__RECORDS SUPPLIED__:

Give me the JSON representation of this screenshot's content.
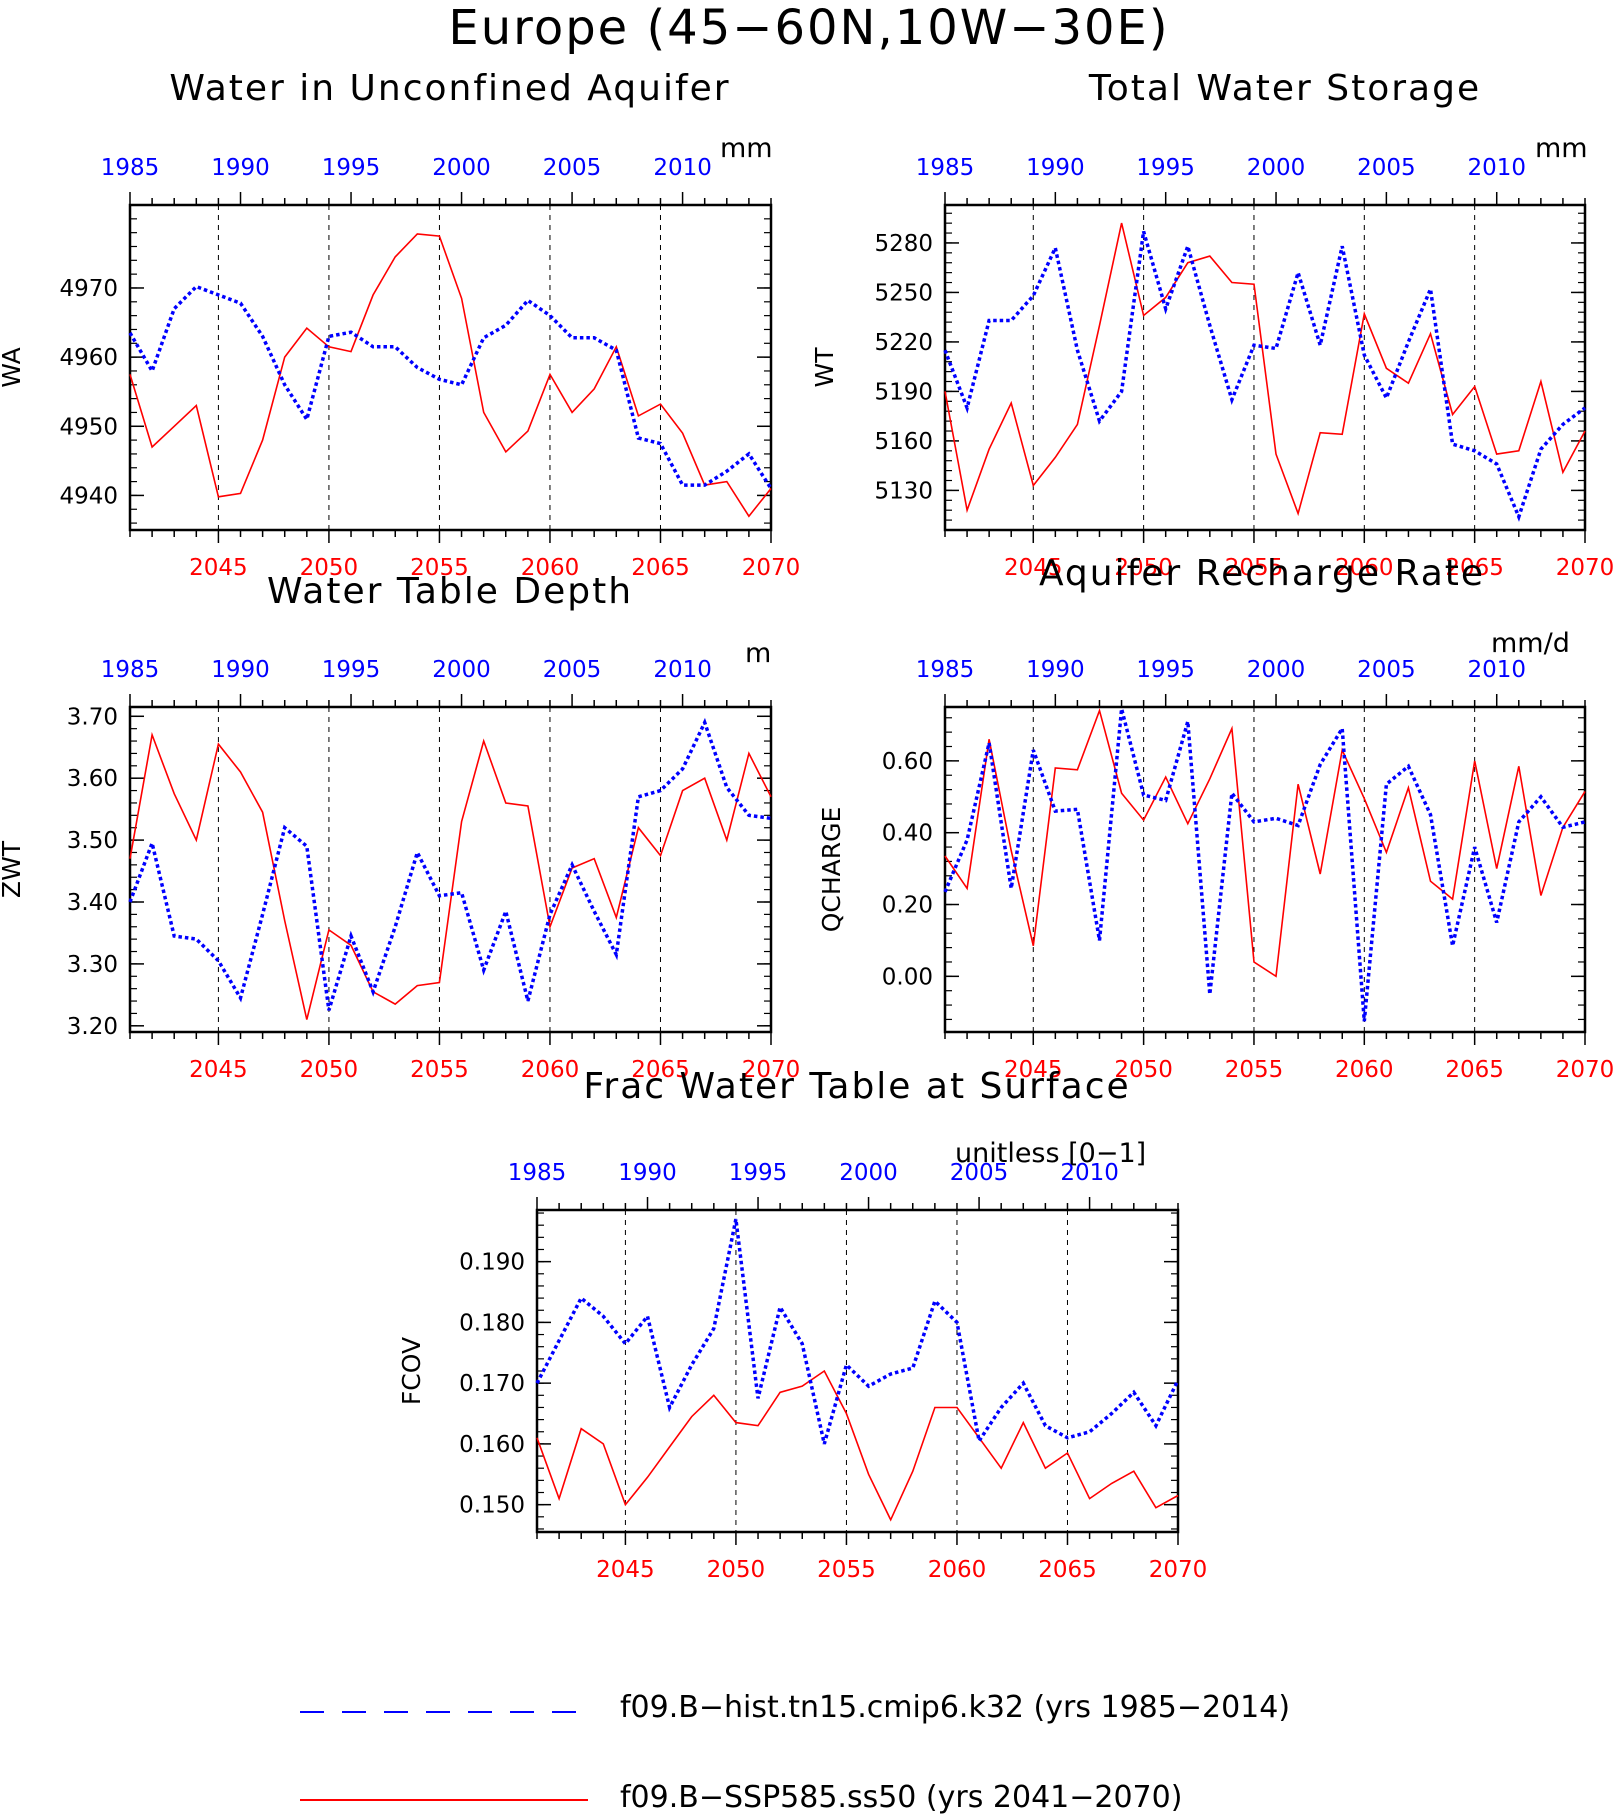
{
  "title": "Europe (45−60N,10W−30E)",
  "colors": {
    "hist": "#0000ff",
    "ssp": "#ff0000",
    "axis": "#000000"
  },
  "top_axis_years": [
    1985,
    1990,
    1995,
    2000,
    2005,
    2010
  ],
  "bottom_axis_years": [
    2045,
    2050,
    2055,
    2060,
    2065,
    2070
  ],
  "legend": [
    {
      "label": "f09.B−hist.tn15.cmip6.k32 (yrs 1985−2014)",
      "style": "dashed",
      "color": "#0000ff"
    },
    {
      "label": "f09.B−SSP585.ss50 (yrs 2041−2070)",
      "style": "solid",
      "color": "#ff0000"
    }
  ],
  "chart_data": [
    {
      "type": "line",
      "title": "Water in Unconfined Aquifer",
      "units": "mm",
      "ylabel": "WA",
      "ylim": [
        4935,
        4982
      ],
      "yticks": [
        4940,
        4950,
        4960,
        4970
      ],
      "ytick_labels": [
        "4940",
        "4950",
        "4960",
        "4970"
      ],
      "x_hist": [
        1985,
        1986,
        1987,
        1988,
        1989,
        1990,
        1991,
        1992,
        1993,
        1994,
        1995,
        1996,
        1997,
        1998,
        1999,
        2000,
        2001,
        2002,
        2003,
        2004,
        2005,
        2006,
        2007,
        2008,
        2009,
        2010,
        2011,
        2012,
        2013,
        2014
      ],
      "x_ssp": [
        2041,
        2042,
        2043,
        2044,
        2045,
        2046,
        2047,
        2048,
        2049,
        2050,
        2051,
        2052,
        2053,
        2054,
        2055,
        2056,
        2057,
        2058,
        2059,
        2060,
        2061,
        2062,
        2063,
        2064,
        2065,
        2066,
        2067,
        2068,
        2069,
        2070
      ],
      "series": [
        {
          "name": "f09.B−hist.tn15.cmip6.k32",
          "values": [
            4963.5,
            4958,
            4967,
            4970.2,
            4969,
            4967.8,
            4963,
            4956,
            4951,
            4963,
            4963.6,
            4961.5,
            4961.5,
            4958.5,
            4956.8,
            4956,
            4962.8,
            4964.6,
            4968.2,
            4966,
            4962.8,
            4962.8,
            4961,
            4948.3,
            4947.5,
            4941.5,
            4941.5,
            4943.5,
            4946,
            4941
          ]
        },
        {
          "name": "f09.B−SSP585.ss50",
          "values": [
            4957.5,
            4947,
            4950,
            4953,
            4939.8,
            4940.3,
            4948,
            4960,
            4964.2,
            4961.5,
            4960.8,
            4969,
            4974.5,
            4977.8,
            4977.5,
            4968.5,
            4952,
            4946.3,
            4949.3,
            4957.5,
            4952,
            4955.4,
            4961.5,
            4951.5,
            4953.2,
            4949,
            4941.5,
            4942,
            4937,
            4941
          ]
        }
      ]
    },
    {
      "type": "line",
      "title": "Total Water Storage",
      "units": "mm",
      "ylabel": "WT",
      "ylim": [
        5106,
        5303
      ],
      "yticks": [
        5130,
        5160,
        5190,
        5220,
        5250,
        5280
      ],
      "ytick_labels": [
        "5130",
        "5160",
        "5190",
        "5220",
        "5250",
        "5280"
      ],
      "x_hist": [
        1985,
        1986,
        1987,
        1988,
        1989,
        1990,
        1991,
        1992,
        1993,
        1994,
        1995,
        1996,
        1997,
        1998,
        1999,
        2000,
        2001,
        2002,
        2003,
        2004,
        2005,
        2006,
        2007,
        2008,
        2009,
        2010,
        2011,
        2012,
        2013,
        2014
      ],
      "x_ssp": [
        2041,
        2042,
        2043,
        2044,
        2045,
        2046,
        2047,
        2048,
        2049,
        2050,
        2051,
        2052,
        2053,
        2054,
        2055,
        2056,
        2057,
        2058,
        2059,
        2060,
        2061,
        2062,
        2063,
        2064,
        2065,
        2066,
        2067,
        2068,
        2069,
        2070
      ],
      "series": [
        {
          "name": "f09.B−hist.tn15.cmip6.k32",
          "values": [
            5215,
            5180,
            5233,
            5233,
            5248,
            5277,
            5215,
            5172,
            5190,
            5287,
            5240,
            5278,
            5230,
            5185,
            5218,
            5216,
            5262,
            5218,
            5278,
            5212,
            5186,
            5220,
            5252,
            5158,
            5154,
            5146,
            5114,
            5155,
            5170,
            5180
          ]
        },
        {
          "name": "f09.B−SSP585.ss50",
          "values": [
            5190,
            5118,
            5155,
            5183,
            5133,
            5150,
            5170,
            5230,
            5292,
            5236,
            5247,
            5268,
            5272,
            5256,
            5255,
            5152,
            5116,
            5165,
            5164,
            5237,
            5204,
            5195,
            5225,
            5176,
            5193,
            5152,
            5154,
            5196,
            5141,
            5166
          ]
        }
      ]
    },
    {
      "type": "line",
      "title": "Water Table Depth",
      "units": "m",
      "ylabel": "ZWT",
      "ylim": [
        3.19,
        3.715
      ],
      "yticks": [
        3.2,
        3.3,
        3.4,
        3.5,
        3.6,
        3.7
      ],
      "ytick_labels": [
        "3.20",
        "3.30",
        "3.40",
        "3.50",
        "3.60",
        "3.70"
      ],
      "x_hist": [
        1985,
        1986,
        1987,
        1988,
        1989,
        1990,
        1991,
        1992,
        1993,
        1994,
        1995,
        1996,
        1997,
        1998,
        1999,
        2000,
        2001,
        2002,
        2003,
        2004,
        2005,
        2006,
        2007,
        2008,
        2009,
        2010,
        2011,
        2012,
        2013,
        2014
      ],
      "x_ssp": [
        2041,
        2042,
        2043,
        2044,
        2045,
        2046,
        2047,
        2048,
        2049,
        2050,
        2051,
        2052,
        2053,
        2054,
        2055,
        2056,
        2057,
        2058,
        2059,
        2060,
        2061,
        2062,
        2063,
        2064,
        2065,
        2066,
        2067,
        2068,
        2069,
        2070
      ],
      "series": [
        {
          "name": "f09.B−hist.tn15.cmip6.k32",
          "values": [
            3.4,
            3.495,
            3.345,
            3.34,
            3.305,
            3.245,
            3.38,
            3.52,
            3.49,
            3.225,
            3.345,
            3.255,
            3.36,
            3.48,
            3.41,
            3.415,
            3.29,
            3.385,
            3.24,
            3.38,
            3.46,
            3.385,
            3.315,
            3.57,
            3.58,
            3.615,
            3.69,
            3.585,
            3.54,
            3.535
          ]
        },
        {
          "name": "f09.B−SSP585.ss50",
          "values": [
            3.47,
            3.67,
            3.575,
            3.5,
            3.655,
            3.61,
            3.545,
            3.37,
            3.21,
            3.355,
            3.33,
            3.255,
            3.235,
            3.265,
            3.27,
            3.53,
            3.66,
            3.56,
            3.555,
            3.36,
            3.455,
            3.47,
            3.375,
            3.52,
            3.475,
            3.58,
            3.6,
            3.5,
            3.64,
            3.57
          ]
        }
      ]
    },
    {
      "type": "line",
      "title": "Aquifer Recharge Rate",
      "units": "mm/d",
      "ylabel": "QCHARGE",
      "ylim": [
        -0.155,
        0.75
      ],
      "yticks": [
        0.0,
        0.2,
        0.4,
        0.6
      ],
      "ytick_labels": [
        "0.00",
        "0.20",
        "0.40",
        "0.60"
      ],
      "x_hist": [
        1985,
        1986,
        1987,
        1988,
        1989,
        1990,
        1991,
        1992,
        1993,
        1994,
        1995,
        1996,
        1997,
        1998,
        1999,
        2000,
        2001,
        2002,
        2003,
        2004,
        2005,
        2006,
        2007,
        2008,
        2009,
        2010,
        2011,
        2012,
        2013,
        2014
      ],
      "x_ssp": [
        2041,
        2042,
        2043,
        2044,
        2045,
        2046,
        2047,
        2048,
        2049,
        2050,
        2051,
        2052,
        2053,
        2054,
        2055,
        2056,
        2057,
        2058,
        2059,
        2060,
        2061,
        2062,
        2063,
        2064,
        2065,
        2066,
        2067,
        2068,
        2069,
        2070
      ],
      "series": [
        {
          "name": "f09.B−hist.tn15.cmip6.k32",
          "values": [
            0.235,
            0.38,
            0.65,
            0.245,
            0.63,
            0.46,
            0.465,
            0.1,
            0.745,
            0.505,
            0.49,
            0.71,
            -0.05,
            0.51,
            0.43,
            0.44,
            0.42,
            0.59,
            0.69,
            -0.125,
            0.535,
            0.585,
            0.45,
            0.085,
            0.36,
            0.15,
            0.43,
            0.5,
            0.415,
            0.43
          ]
        },
        {
          "name": "f09.B−SSP585.ss50",
          "values": [
            0.335,
            0.245,
            0.66,
            0.35,
            0.085,
            0.58,
            0.575,
            0.74,
            0.51,
            0.435,
            0.555,
            0.425,
            0.55,
            0.69,
            0.04,
            0.0,
            0.535,
            0.285,
            0.63,
            0.495,
            0.345,
            0.525,
            0.265,
            0.215,
            0.6,
            0.3,
            0.585,
            0.225,
            0.415,
            0.515
          ]
        }
      ]
    },
    {
      "type": "line",
      "title": "Frac Water Table at Surface",
      "units": "unitless [0−1]",
      "ylabel": "FCOV",
      "ylim": [
        0.1455,
        0.1985
      ],
      "yticks": [
        0.15,
        0.16,
        0.17,
        0.18,
        0.19
      ],
      "ytick_labels": [
        "0.150",
        "0.160",
        "0.170",
        "0.180",
        "0.190"
      ],
      "x_hist": [
        1985,
        1986,
        1987,
        1988,
        1989,
        1990,
        1991,
        1992,
        1993,
        1994,
        1995,
        1996,
        1997,
        1998,
        1999,
        2000,
        2001,
        2002,
        2003,
        2004,
        2005,
        2006,
        2007,
        2008,
        2009,
        2010,
        2011,
        2012,
        2013,
        2014
      ],
      "x_ssp": [
        2041,
        2042,
        2043,
        2044,
        2045,
        2046,
        2047,
        2048,
        2049,
        2050,
        2051,
        2052,
        2053,
        2054,
        2055,
        2056,
        2057,
        2058,
        2059,
        2060,
        2061,
        2062,
        2063,
        2064,
        2065,
        2066,
        2067,
        2068,
        2069,
        2070
      ],
      "series": [
        {
          "name": "f09.B−hist.tn15.cmip6.k32",
          "values": [
            0.17,
            0.177,
            0.184,
            0.181,
            0.1765,
            0.181,
            0.166,
            0.173,
            0.179,
            0.197,
            0.1675,
            0.1825,
            0.1765,
            0.16,
            0.173,
            0.1695,
            0.1715,
            0.1725,
            0.1835,
            0.18,
            0.1605,
            0.166,
            0.17,
            0.163,
            0.161,
            0.162,
            0.165,
            0.1685,
            0.163,
            0.1705
          ]
        },
        {
          "name": "f09.B−SSP585.ss50",
          "values": [
            0.161,
            0.151,
            0.1625,
            0.16,
            0.15,
            0.1545,
            0.1595,
            0.1645,
            0.168,
            0.1635,
            0.163,
            0.1685,
            0.1695,
            0.172,
            0.165,
            0.155,
            0.1475,
            0.1555,
            0.166,
            0.166,
            0.161,
            0.156,
            0.1635,
            0.156,
            0.1585,
            0.151,
            0.1535,
            0.1555,
            0.1495,
            0.1515
          ]
        }
      ]
    }
  ]
}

__EXERCISE__: Pick out all lines containing the string "Aquifer".

__ANSWER TO THIS TASK__:
      "title": "Water in Unconfined Aquifer",
      "title": "Aquifer Recharge Rate",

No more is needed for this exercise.